▶ **Exercise requirements**
**a)** Answer these questions from the listing on From Here:
(i) Which publisher is named?
(ii) In what year was the revised score that replaces all previous editions published?
(iii) Who conducted the chorus at the first performance?
**b)** Set down, word for word, everything in the listing on From Here from "Instrumentation Notes" down to "their individual characteristics.".

From Here
1963

Duration

duration variable, from 10-20'

Publisher

Edition Peters

Instrumentation Notes

SATB Chorus (optional) and ensemble

Program Notes

[The revised Peters Edition score of 2007 replaces all previous editions.]

FROM HERE was composed in 1963 on commission for the “Foundation for Contemporary Performance Arts”, New York, and first performed there in October of that year, conducted by the composer and Alvin Lucier (chorus). It is an “open form” work with nearly the same instrumentation as AVAILABLE FORMS I but the instruments are treated much more soloistically than in the “orchestral” style of that work. Being able to choose my musicians personally I tended to write material more personally oriented to their individual characteristics.

▶ **Listed records**
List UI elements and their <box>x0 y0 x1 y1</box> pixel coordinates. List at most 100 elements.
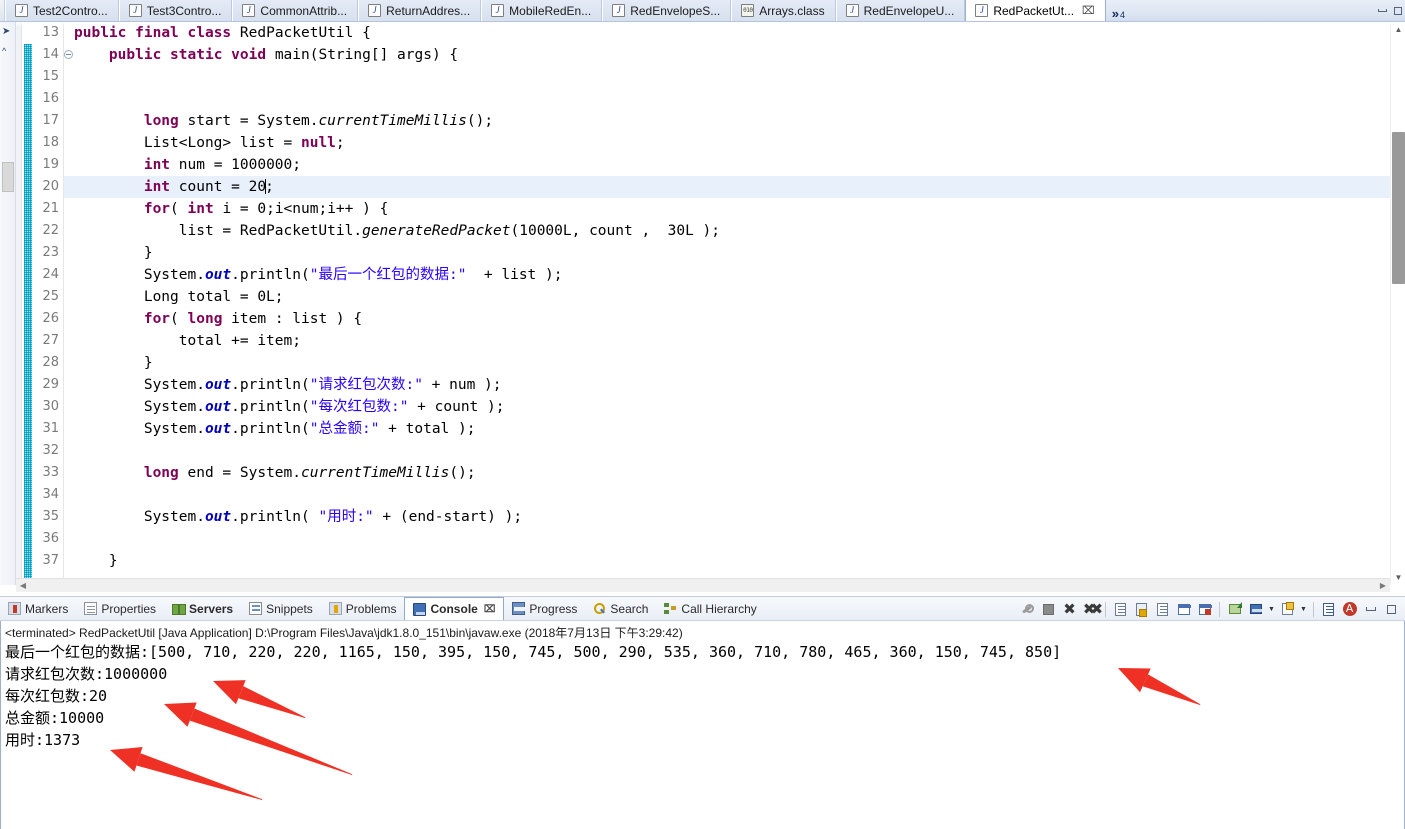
collapse-chevron-icon[interactable]: ^ <box>2 46 6 56</box>
editor-tab-label: RedPacketUt... <box>993 3 1075 18</box>
minimize-panel-button[interactable] <box>1361 600 1380 619</box>
editor-tab-7[interactable]: J RedEnvelopeU... <box>835 0 966 21</box>
code-line[interactable]: List<Long> list = null; <box>64 132 1405 154</box>
editor-tab-label: ReturnAddres... <box>386 3 471 18</box>
pin-console-icon[interactable] <box>1018 600 1037 619</box>
scroll-left-icon[interactable]: ◀ <box>16 579 30 593</box>
java-file-icon: J <box>975 4 989 17</box>
console-line-0: 最后一个红包的数据:[500, 710, 220, 220, 1165, 150… <box>5 643 1062 661</box>
remove-launch-icon[interactable]: ✖ <box>1060 600 1079 619</box>
open-console-icon[interactable] <box>1225 600 1244 619</box>
remove-all-terminated-icon[interactable]: ✖✖ <box>1081 600 1103 619</box>
code-line[interactable] <box>64 528 1405 550</box>
code-line[interactable]: public final class RedPacketUtil { <box>64 22 1405 44</box>
editor-tab-0[interactable]: J Test2Contro... <box>5 0 119 21</box>
view-tab-progress[interactable]: Progress <box>504 597 585 620</box>
view-tab-snippets[interactable]: Snippets <box>241 597 321 620</box>
view-tab-console[interactable]: Console ⌧ <box>404 597 505 620</box>
code-line[interactable]: System.out.println("请求红包次数:" + num ); <box>64 374 1405 396</box>
code-line[interactable] <box>64 88 1405 110</box>
code-line[interactable]: total += item; <box>64 330 1405 352</box>
code-line[interactable]: Long total = 0L; <box>64 286 1405 308</box>
restore-view-icon[interactable]: ➤ <box>2 26 10 37</box>
chevron-double-right-icon: » <box>1111 6 1119 21</box>
code-line[interactable]: public static void main(String[] args) { <box>64 44 1405 66</box>
view-tab-properties[interactable]: Properties <box>76 597 164 620</box>
minimize-editor-button[interactable] <box>1373 0 1391 21</box>
code-line[interactable]: System.out.println("最后一个红包的数据:" + list )… <box>64 264 1405 286</box>
editor-vertical-scrollbar[interactable]: ▲ ▼ <box>1390 22 1405 585</box>
scroll-lock-icon[interactable] <box>1132 600 1151 619</box>
clear-console-icon[interactable] <box>1111 600 1130 619</box>
word-wrap-icon[interactable] <box>1153 600 1172 619</box>
code-line[interactable]: } <box>64 550 1405 572</box>
code-editor[interactable]: 13 14− 15 16 17 18 19 20 21 22 23 24 25 26 27 28 29 30 31 3… <box>16 22 1405 585</box>
editor-tab-4[interactable]: J MobileRedEn... <box>481 0 603 21</box>
view-tab-markers[interactable]: Markers <box>0 597 76 620</box>
close-icon[interactable]: ⌧ <box>1082 4 1095 17</box>
editor-tab-3[interactable]: J ReturnAddres... <box>358 0 482 21</box>
maximize-panel-button[interactable] <box>1382 600 1401 619</box>
left-strip-thumb[interactable] <box>2 162 14 192</box>
view-tab-label: Markers <box>25 601 69 616</box>
editor-tab-6[interactable]: Arrays.class <box>731 0 836 21</box>
code-line[interactable]: int num = 1000000; <box>64 154 1405 176</box>
editor-tab-1[interactable]: J Test3Contro... <box>118 0 233 21</box>
code-line[interactable] <box>64 484 1405 506</box>
code-line[interactable]: } <box>64 352 1405 374</box>
scroll-right-icon[interactable]: ▶ <box>1376 579 1390 593</box>
editor-tab-8[interactable]: J RedPacketUt... ⌧ <box>965 0 1106 21</box>
code-line[interactable]: System.out.println("每次红包数:" + count ); <box>64 396 1405 418</box>
error-log-list-icon[interactable] <box>1319 600 1338 619</box>
editor-gutter[interactable]: 13 14− 15 16 17 18 19 20 21 22 23 24 25 26 27 28 29 30 31 3… <box>16 22 73 585</box>
scroll-down-icon[interactable]: ▼ <box>1391 570 1405 585</box>
show-console-error-icon[interactable] <box>1195 600 1214 619</box>
eclipse-ide-window: J Test2Contro... J Test3Contro... J CommonAtt… <box>0 0 1405 829</box>
editor-tab-label: MobileRedEn... <box>509 3 592 18</box>
java-file-icon: J <box>15 4 28 17</box>
editor-tab-2[interactable]: J CommonAttrib... <box>232 0 359 21</box>
scroll-up-icon[interactable]: ▲ <box>1391 22 1405 37</box>
close-icon[interactable]: ⌧ <box>484 604 496 615</box>
view-tab-servers[interactable]: Servers <box>164 597 241 620</box>
code-line[interactable]: System.out.println("总金额:" + total ); <box>64 418 1405 440</box>
code-line[interactable]: for( int i = 0;i<num;i++ ) { <box>64 198 1405 220</box>
view-tab-search[interactable]: Search <box>585 597 656 620</box>
view-tab-call-hierarchy[interactable]: Call Hierarchy <box>656 597 764 620</box>
console-line-1: 请求红包次数:1000000 <box>5 665 168 683</box>
tab-overflow-button[interactable]: » 4 <box>1106 0 1131 21</box>
display-console-dropdown-icon[interactable]: ▼ <box>1267 600 1276 619</box>
maximize-editor-button[interactable] <box>1391 0 1405 21</box>
java-file-icon: J <box>491 4 505 17</box>
line-number: 29 <box>42 377 59 392</box>
code-line[interactable]: long end = System.currentTimeMillis(); <box>64 462 1405 484</box>
editor-horizontal-scrollbar[interactable]: ◀ ▶ <box>16 578 1390 592</box>
code-line[interactable]: for( long item : list ) { <box>64 308 1405 330</box>
editor-tab-label: Arrays.class <box>759 3 825 18</box>
code-line[interactable] <box>64 66 1405 88</box>
editor-tab-label: RedEnvelopeS... <box>630 3 721 18</box>
view-tab-problems[interactable]: Problems <box>321 597 405 620</box>
editor-tab-5[interactable]: J RedEnvelopeS... <box>602 0 732 21</box>
code-line[interactable] <box>64 440 1405 462</box>
new-console-dropdown-icon[interactable]: ▼ <box>1299 600 1308 619</box>
code-line[interactable]: } <box>64 242 1405 264</box>
console-line-2: 每次红包数:20 <box>5 687 108 705</box>
show-console-icon[interactable] <box>1174 600 1193 619</box>
line-number: 28 <box>42 355 59 370</box>
editor-tab-label: Test3Contro... <box>146 3 222 18</box>
new-console-view-icon[interactable] <box>1278 600 1297 619</box>
java-file-icon: J <box>845 4 859 17</box>
vertical-scroll-thumb[interactable] <box>1392 132 1405 284</box>
terminate-icon[interactable] <box>1039 600 1058 619</box>
console-output[interactable]: <terminated> RedPacketUtil [Java Applica… <box>0 621 1405 829</box>
code-line[interactable]: System.out.println( "用时:" + (end-start) … <box>64 506 1405 528</box>
code-line[interactable]: list = RedPacketUtil.generateRedPacket(1… <box>64 220 1405 242</box>
java-file-icon: J <box>368 4 382 17</box>
code-text-area[interactable]: public final class RedPacketUtil { publi… <box>64 22 1405 585</box>
code-line[interactable]: int count = 20; <box>64 176 1405 198</box>
line-number: 23 <box>42 245 59 260</box>
display-selected-console-icon[interactable] <box>1246 600 1265 619</box>
error-log-icon[interactable]: A <box>1340 600 1359 619</box>
code-line[interactable]: long start = System.currentTimeMillis(); <box>64 110 1405 132</box>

▶ **Solution list**
**a)**
(i) Edition Peters
(ii) 2007
(iii) Alvin Lucier

**b)**
Instrumentation Notes

SATB Chorus (optional) and ensemble

Program Notes

[The revised Peters Edition score of 2007 replaces all previous editions.]

FROM HERE was composed in 1963 on commission for the “Foundation for Contemporary Performance Arts”, New York, and first performed there in October of that year, conducted by the composer and Alvin Lucier (chorus). It is an “open form” work with nearly the same instrumentation as AVAILABLE FORMS I but the instruments are treated much more soloistically than in the “orchestral” style of that work. Being able to choose my musicians personally I tended to write material more personally oriented to their individual characteristics.